## Entries
****

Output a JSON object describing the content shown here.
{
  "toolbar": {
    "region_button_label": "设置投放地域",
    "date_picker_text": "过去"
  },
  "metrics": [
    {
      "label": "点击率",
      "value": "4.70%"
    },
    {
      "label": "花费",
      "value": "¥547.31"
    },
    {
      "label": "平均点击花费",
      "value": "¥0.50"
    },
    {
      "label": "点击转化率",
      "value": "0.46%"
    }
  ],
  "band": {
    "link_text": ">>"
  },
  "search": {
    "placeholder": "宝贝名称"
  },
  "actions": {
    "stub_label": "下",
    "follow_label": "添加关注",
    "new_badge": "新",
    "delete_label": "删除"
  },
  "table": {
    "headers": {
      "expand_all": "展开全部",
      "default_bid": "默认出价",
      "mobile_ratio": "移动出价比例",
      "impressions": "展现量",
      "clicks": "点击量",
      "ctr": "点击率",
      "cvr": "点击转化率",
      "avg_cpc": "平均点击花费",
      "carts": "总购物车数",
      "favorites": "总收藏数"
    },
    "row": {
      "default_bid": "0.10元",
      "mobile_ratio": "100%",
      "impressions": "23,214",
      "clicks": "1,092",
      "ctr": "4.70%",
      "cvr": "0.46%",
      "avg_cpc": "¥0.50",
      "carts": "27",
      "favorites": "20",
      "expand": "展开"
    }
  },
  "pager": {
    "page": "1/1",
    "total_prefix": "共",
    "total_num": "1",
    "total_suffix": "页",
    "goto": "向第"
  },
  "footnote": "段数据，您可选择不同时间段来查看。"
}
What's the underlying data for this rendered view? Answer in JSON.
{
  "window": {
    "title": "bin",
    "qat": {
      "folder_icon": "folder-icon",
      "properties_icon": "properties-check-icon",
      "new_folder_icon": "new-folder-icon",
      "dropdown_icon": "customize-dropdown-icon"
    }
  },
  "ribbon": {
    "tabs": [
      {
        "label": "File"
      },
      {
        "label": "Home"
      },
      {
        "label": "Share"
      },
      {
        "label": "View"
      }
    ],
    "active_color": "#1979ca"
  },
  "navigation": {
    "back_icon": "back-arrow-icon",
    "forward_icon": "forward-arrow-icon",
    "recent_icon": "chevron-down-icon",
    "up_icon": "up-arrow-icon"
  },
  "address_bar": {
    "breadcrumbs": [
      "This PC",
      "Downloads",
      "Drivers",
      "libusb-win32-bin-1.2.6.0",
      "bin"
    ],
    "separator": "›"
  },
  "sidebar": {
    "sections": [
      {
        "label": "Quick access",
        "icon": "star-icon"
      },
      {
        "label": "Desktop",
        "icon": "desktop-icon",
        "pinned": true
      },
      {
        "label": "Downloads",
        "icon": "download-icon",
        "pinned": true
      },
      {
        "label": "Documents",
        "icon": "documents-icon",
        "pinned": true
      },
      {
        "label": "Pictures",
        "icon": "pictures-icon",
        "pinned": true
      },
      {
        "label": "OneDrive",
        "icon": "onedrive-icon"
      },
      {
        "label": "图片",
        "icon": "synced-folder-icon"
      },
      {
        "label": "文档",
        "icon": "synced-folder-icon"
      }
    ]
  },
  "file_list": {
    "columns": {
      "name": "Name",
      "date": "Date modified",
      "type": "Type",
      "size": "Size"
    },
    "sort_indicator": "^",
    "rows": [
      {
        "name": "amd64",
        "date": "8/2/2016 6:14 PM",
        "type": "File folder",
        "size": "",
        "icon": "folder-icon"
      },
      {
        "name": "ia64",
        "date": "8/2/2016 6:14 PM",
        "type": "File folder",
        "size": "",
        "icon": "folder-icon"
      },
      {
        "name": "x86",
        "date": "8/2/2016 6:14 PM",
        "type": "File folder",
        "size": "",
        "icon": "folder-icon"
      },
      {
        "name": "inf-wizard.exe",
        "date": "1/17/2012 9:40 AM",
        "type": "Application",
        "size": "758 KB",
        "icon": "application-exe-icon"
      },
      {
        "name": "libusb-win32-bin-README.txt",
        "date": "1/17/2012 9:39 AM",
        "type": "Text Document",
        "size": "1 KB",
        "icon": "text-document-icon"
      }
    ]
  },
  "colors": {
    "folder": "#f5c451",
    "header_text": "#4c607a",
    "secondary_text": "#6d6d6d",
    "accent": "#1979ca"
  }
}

****

Locate the lines above that hold the word "impressions". Show every one of them.

## Response
      "impressions": "展现量",
      "impressions": "23,214",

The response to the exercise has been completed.